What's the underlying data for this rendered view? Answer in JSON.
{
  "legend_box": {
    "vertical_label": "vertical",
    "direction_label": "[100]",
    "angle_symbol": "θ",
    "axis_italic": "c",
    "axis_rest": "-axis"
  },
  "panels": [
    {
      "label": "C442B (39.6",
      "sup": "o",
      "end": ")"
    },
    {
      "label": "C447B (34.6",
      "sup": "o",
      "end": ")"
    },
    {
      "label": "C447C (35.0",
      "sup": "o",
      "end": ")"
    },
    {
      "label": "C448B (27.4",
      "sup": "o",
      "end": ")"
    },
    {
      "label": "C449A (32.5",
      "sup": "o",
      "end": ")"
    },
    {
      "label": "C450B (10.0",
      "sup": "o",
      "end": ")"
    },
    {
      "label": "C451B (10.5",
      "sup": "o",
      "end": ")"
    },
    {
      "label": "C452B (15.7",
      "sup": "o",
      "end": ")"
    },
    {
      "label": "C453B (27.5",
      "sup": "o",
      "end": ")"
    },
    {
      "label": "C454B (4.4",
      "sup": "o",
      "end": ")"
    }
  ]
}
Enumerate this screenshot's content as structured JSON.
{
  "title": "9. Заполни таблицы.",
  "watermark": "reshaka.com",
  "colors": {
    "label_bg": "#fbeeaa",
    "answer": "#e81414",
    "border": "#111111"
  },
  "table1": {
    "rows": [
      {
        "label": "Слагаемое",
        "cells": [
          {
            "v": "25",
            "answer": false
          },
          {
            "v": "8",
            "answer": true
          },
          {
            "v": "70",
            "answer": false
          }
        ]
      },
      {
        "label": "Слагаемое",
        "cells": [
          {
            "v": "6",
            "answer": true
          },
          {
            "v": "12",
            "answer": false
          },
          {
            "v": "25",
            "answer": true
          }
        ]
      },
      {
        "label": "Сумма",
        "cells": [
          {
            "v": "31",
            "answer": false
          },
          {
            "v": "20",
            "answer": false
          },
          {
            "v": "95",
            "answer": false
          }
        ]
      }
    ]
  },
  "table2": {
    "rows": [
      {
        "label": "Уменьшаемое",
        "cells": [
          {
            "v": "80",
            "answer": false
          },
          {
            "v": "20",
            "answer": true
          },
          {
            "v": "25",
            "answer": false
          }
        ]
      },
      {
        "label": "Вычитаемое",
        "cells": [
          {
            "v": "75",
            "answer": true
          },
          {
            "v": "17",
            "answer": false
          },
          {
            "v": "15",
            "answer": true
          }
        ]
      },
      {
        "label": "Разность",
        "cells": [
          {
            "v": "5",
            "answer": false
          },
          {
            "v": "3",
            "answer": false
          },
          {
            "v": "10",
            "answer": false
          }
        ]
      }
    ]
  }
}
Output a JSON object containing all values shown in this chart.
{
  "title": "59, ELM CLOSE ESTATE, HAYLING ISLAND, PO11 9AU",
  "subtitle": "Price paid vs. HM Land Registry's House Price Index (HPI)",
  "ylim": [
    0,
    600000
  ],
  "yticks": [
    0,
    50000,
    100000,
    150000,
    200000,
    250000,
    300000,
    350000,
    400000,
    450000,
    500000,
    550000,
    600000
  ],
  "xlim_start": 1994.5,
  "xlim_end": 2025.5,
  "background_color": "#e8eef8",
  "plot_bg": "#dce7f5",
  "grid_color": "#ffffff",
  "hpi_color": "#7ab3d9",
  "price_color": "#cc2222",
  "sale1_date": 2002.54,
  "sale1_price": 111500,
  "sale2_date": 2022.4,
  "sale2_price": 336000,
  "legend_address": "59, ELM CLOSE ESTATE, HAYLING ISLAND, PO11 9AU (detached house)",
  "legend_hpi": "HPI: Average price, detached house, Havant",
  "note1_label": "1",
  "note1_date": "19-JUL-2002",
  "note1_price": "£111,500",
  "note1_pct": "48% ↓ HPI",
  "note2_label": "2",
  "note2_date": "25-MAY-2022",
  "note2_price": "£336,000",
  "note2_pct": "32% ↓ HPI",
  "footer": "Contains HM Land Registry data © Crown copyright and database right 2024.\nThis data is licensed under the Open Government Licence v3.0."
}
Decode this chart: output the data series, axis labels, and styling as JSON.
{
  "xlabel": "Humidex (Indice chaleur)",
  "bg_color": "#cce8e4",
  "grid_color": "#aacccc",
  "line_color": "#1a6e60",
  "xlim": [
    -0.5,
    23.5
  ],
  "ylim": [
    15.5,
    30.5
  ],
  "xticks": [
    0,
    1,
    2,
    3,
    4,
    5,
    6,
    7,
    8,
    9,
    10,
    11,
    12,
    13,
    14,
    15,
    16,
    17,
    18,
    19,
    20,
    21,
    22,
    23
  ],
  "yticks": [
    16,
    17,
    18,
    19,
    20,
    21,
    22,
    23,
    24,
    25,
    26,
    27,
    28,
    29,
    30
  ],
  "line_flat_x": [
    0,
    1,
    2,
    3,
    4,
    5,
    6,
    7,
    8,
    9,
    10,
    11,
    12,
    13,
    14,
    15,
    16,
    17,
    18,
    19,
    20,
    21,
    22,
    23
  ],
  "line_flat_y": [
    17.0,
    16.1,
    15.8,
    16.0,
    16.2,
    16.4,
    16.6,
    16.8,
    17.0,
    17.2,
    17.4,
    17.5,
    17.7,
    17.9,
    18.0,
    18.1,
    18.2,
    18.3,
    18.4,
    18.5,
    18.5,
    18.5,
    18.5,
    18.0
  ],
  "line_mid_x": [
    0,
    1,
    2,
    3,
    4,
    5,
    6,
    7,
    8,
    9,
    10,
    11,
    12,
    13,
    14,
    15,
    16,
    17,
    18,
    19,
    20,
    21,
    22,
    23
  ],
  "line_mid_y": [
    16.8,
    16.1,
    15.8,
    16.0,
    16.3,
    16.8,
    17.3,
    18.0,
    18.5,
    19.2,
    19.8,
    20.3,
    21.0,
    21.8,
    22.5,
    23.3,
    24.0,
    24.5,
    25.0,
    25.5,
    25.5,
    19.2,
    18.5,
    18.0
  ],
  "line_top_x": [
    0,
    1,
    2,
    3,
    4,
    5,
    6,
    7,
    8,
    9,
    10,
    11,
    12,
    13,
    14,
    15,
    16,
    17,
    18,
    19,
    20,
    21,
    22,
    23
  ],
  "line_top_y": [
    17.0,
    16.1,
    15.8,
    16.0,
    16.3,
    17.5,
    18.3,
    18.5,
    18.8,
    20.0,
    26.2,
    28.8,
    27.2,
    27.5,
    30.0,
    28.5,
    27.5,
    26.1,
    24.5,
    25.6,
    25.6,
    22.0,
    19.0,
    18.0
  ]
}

■ ■ ■ ■

Exactly reproduce the material above.

What's the underlying data for this rendered view? Answer in JSON.
{
  "legend_box": {
    "vertical_label": "vertical",
    "direction_label": "[100]",
    "angle_symbol": "θ",
    "axis_italic": "c",
    "axis_rest": "-axis"
  },
  "panels": [
    {
      "label": "C442B (39.6",
      "sup": "o",
      "end": ")"
    },
    {
      "label": "C447B (34.6",
      "sup": "o",
      "end": ")"
    },
    {
      "label": "C447C (35.0",
      "sup": "o",
      "end": ")"
    },
    {
      "label": "C448B (27.4",
      "sup": "o",
      "end": ")"
    },
    {
      "label": "C449A (32.5",
      "sup": "o",
      "end": ")"
    },
    {
      "label": "C450B (10.0",
      "sup": "o",
      "end": ")"
    },
    {
      "label": "C451B (10.5",
      "sup": "o",
      "end": ")"
    },
    {
      "label": "C452B (15.7",
      "sup": "o",
      "end": ")"
    },
    {
      "label": "C453B (27.5",
      "sup": "o",
      "end": ")"
    },
    {
      "label": "C454B (4.4",
      "sup": "o",
      "end": ")"
    }
  ]
}
Enumerate this screenshot's content as structured JSON.
{
  "title": "9. Заполни таблицы.",
  "watermark": "reshaka.com",
  "colors": {
    "label_bg": "#fbeeaa",
    "answer": "#e81414",
    "border": "#111111"
  },
  "table1": {
    "rows": [
      {
        "label": "Слагаемое",
        "cells": [
          {
            "v": "25",
            "answer": false
          },
          {
            "v": "8",
            "answer": true
          },
          {
            "v": "70",
            "answer": false
          }
        ]
      },
      {
        "label": "Слагаемое",
        "cells": [
          {
            "v": "6",
            "answer": true
          },
          {
            "v": "12",
            "answer": false
          },
          {
            "v": "25",
            "answer": true
          }
        ]
      },
      {
        "label": "Сумма",
        "cells": [
          {
            "v": "31",
            "answer": false
          },
          {
            "v": "20",
            "answer": false
          },
          {
            "v": "95",
            "answer": false
          }
        ]
      }
    ]
  },
  "table2": {
    "rows": [
      {
        "label": "Уменьшаемое",
        "cells": [
          {
            "v": "80",
            "answer": false
          },
          {
            "v": "20",
            "answer": true
          },
          {
            "v": "25",
            "answer": false
          }
        ]
      },
      {
        "label": "Вычитаемое",
        "cells": [
          {
            "v": "75",
            "answer": true
          },
          {
            "v": "17",
            "answer": false
          },
          {
            "v": "15",
            "answer": true
          }
        ]
      },
      {
        "label": "Разность",
        "cells": [
          {
            "v": "5",
            "answer": false
          },
          {
            "v": "3",
            "answer": false
          },
          {
            "v": "10",
            "answer": false
          }
        ]
      }
    ]
  }
}
Output a JSON object containing all values shown in this chart.
{
  "title": "59, ELM CLOSE ESTATE, HAYLING ISLAND, PO11 9AU",
  "subtitle": "Price paid vs. HM Land Registry's House Price Index (HPI)",
  "ylim": [
    0,
    600000
  ],
  "yticks": [
    0,
    50000,
    100000,
    150000,
    200000,
    250000,
    300000,
    350000,
    400000,
    450000,
    500000,
    550000,
    600000
  ],
  "xlim_start": 1994.5,
  "xlim_end": 2025.5,
  "background_color": "#e8eef8",
  "plot_bg": "#dce7f5",
  "grid_color": "#ffffff",
  "hpi_color": "#7ab3d9",
  "price_color": "#cc2222",
  "sale1_date": 2002.54,
  "sale1_price": 111500,
  "sale2_date": 2022.4,
  "sale2_price": 336000,
  "legend_address": "59, ELM CLOSE ESTATE, HAYLING ISLAND, PO11 9AU (detached house)",
  "legend_hpi": "HPI: Average price, detached house, Havant",
  "note1_label": "1",
  "note1_date": "19-JUL-2002",
  "note1_price": "£111,500",
  "note1_pct": "48% ↓ HPI",
  "note2_label": "2",
  "note2_date": "25-MAY-2022",
  "note2_price": "£336,000",
  "note2_pct": "32% ↓ HPI",
  "footer": "Contains HM Land Registry data © Crown copyright and database right 2024.\nThis data is licensed under the Open Government Licence v3.0."
}
Decode this chart: output the data series, axis labels, and styling as JSON.
{
  "xlabel": "Humidex (Indice chaleur)",
  "bg_color": "#cce8e4",
  "grid_color": "#aacccc",
  "line_color": "#1a6e60",
  "xlim": [
    -0.5,
    23.5
  ],
  "ylim": [
    15.5,
    30.5
  ],
  "xticks": [
    0,
    1,
    2,
    3,
    4,
    5,
    6,
    7,
    8,
    9,
    10,
    11,
    12,
    13,
    14,
    15,
    16,
    17,
    18,
    19,
    20,
    21,
    22,
    23
  ],
  "yticks": [
    16,
    17,
    18,
    19,
    20,
    21,
    22,
    23,
    24,
    25,
    26,
    27,
    28,
    29,
    30
  ],
  "line_flat_x": [
    0,
    1,
    2,
    3,
    4,
    5,
    6,
    7,
    8,
    9,
    10,
    11,
    12,
    13,
    14,
    15,
    16,
    17,
    18,
    19,
    20,
    21,
    22,
    23
  ],
  "line_flat_y": [
    17.0,
    16.1,
    15.8,
    16.0,
    16.2,
    16.4,
    16.6,
    16.8,
    17.0,
    17.2,
    17.4,
    17.5,
    17.7,
    17.9,
    18.0,
    18.1,
    18.2,
    18.3,
    18.4,
    18.5,
    18.5,
    18.5,
    18.5,
    18.0
  ],
  "line_mid_x": [
    0,
    1,
    2,
    3,
    4,
    5,
    6,
    7,
    8,
    9,
    10,
    11,
    12,
    13,
    14,
    15,
    16,
    17,
    18,
    19,
    20,
    21,
    22,
    23
  ],
  "line_mid_y": [
    16.8,
    16.1,
    15.8,
    16.0,
    16.3,
    16.8,
    17.3,
    18.0,
    18.5,
    19.2,
    19.8,
    20.3,
    21.0,
    21.8,
    22.5,
    23.3,
    24.0,
    24.5,
    25.0,
    25.5,
    25.5,
    19.2,
    18.5,
    18.0
  ],
  "line_top_x": [
    0,
    1,
    2,
    3,
    4,
    5,
    6,
    7,
    8,
    9,
    10,
    11,
    12,
    13,
    14,
    15,
    16,
    17,
    18,
    19,
    20,
    21,
    22,
    23
  ],
  "line_top_y": [
    17.0,
    16.1,
    15.8,
    16.0,
    16.3,
    17.5,
    18.3,
    18.5,
    18.8,
    20.0,
    26.2,
    28.8,
    27.2,
    27.5,
    30.0,
    28.5,
    27.5,
    26.1,
    24.5,
    25.6,
    25.6,
    22.0,
    19.0,
    18.0
  ]
}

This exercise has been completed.